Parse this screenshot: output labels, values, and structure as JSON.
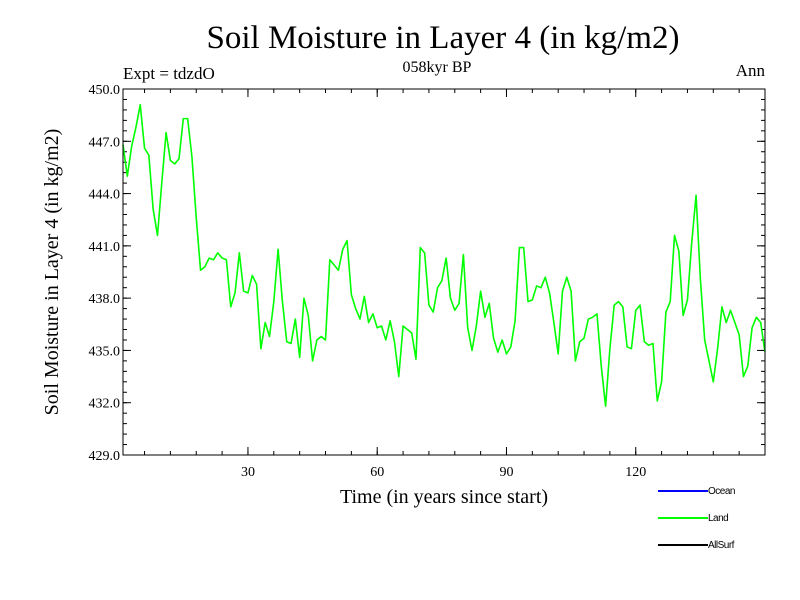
{
  "chart_data": {
    "type": "line",
    "title": "Soil Moisture in Layer 4 (in kg/m2)",
    "subtitle": "058kyr BP",
    "experiment": "Expt = tdzdO",
    "season": "Ann",
    "xlabel": "Time (in years since start)",
    "ylabel": "Soil Moisture in Layer 4 (in kg/m2)",
    "xlim": [
      1,
      150
    ],
    "ylim": [
      429,
      450
    ],
    "xticks": [
      30,
      60,
      90,
      120
    ],
    "xtick_labels": [
      "30",
      "60",
      "90",
      "120"
    ],
    "yticks": [
      429,
      432,
      435,
      438,
      441,
      444,
      447,
      450
    ],
    "ytick_labels": [
      "429.0",
      "432.0",
      "435.0",
      "438.0",
      "441.0",
      "444.0",
      "447.0",
      "450.0"
    ],
    "legend": [
      {
        "name": "Ocean",
        "color": "#0000ff"
      },
      {
        "name": "Land",
        "color": "#00ff00"
      },
      {
        "name": "AllSurf",
        "color": "#000000"
      }
    ],
    "series": [
      {
        "name": "Land",
        "color": "#00ff00",
        "x_start": 1,
        "x_step": 1,
        "values": [
          446.8,
          445.0,
          446.7,
          447.8,
          449.1,
          446.6,
          446.2,
          443.1,
          441.6,
          444.6,
          447.5,
          445.9,
          445.7,
          446.0,
          448.3,
          448.3,
          446.1,
          442.6,
          439.6,
          439.8,
          440.3,
          440.2,
          440.6,
          440.3,
          440.2,
          437.5,
          438.3,
          440.6,
          438.4,
          438.3,
          439.3,
          438.8,
          435.1,
          436.6,
          435.8,
          437.8,
          440.8,
          437.8,
          435.5,
          435.4,
          436.8,
          434.6,
          438.0,
          437.0,
          434.4,
          435.6,
          435.8,
          435.6,
          440.2,
          439.9,
          439.6,
          440.8,
          441.3,
          438.2,
          437.4,
          436.8,
          438.1,
          436.6,
          437.1,
          436.3,
          436.4,
          435.6,
          436.7,
          435.5,
          433.5,
          436.4,
          436.2,
          436.0,
          434.5,
          440.9,
          440.6,
          437.6,
          437.2,
          438.6,
          439.0,
          440.3,
          438.0,
          437.3,
          437.7,
          440.5,
          436.3,
          435.0,
          436.4,
          438.4,
          436.9,
          437.7,
          435.7,
          434.9,
          435.6,
          434.8,
          435.2,
          436.7,
          440.9,
          440.9,
          437.8,
          437.9,
          438.7,
          438.6,
          439.2,
          438.3,
          436.6,
          434.8,
          438.4,
          439.2,
          438.4,
          434.4,
          435.5,
          435.7,
          436.8,
          436.9,
          437.1,
          434.1,
          431.8,
          435.1,
          437.6,
          437.8,
          437.5,
          435.2,
          435.1,
          437.3,
          437.6,
          435.5,
          435.3,
          435.4,
          432.1,
          433.2,
          437.2,
          437.8,
          441.6,
          440.7,
          437.0,
          437.9,
          441.2,
          443.9,
          439.1,
          435.6,
          434.4,
          433.2,
          435.1,
          437.5,
          436.6,
          437.3,
          436.6,
          435.9,
          433.5,
          434.1,
          436.3,
          436.9,
          436.6,
          434.9
        ]
      }
    ]
  }
}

- [Aim of the exercise]: Examine the data above and state how many of its lines contain the word "color", with no further remarks.

- [Task result]: 4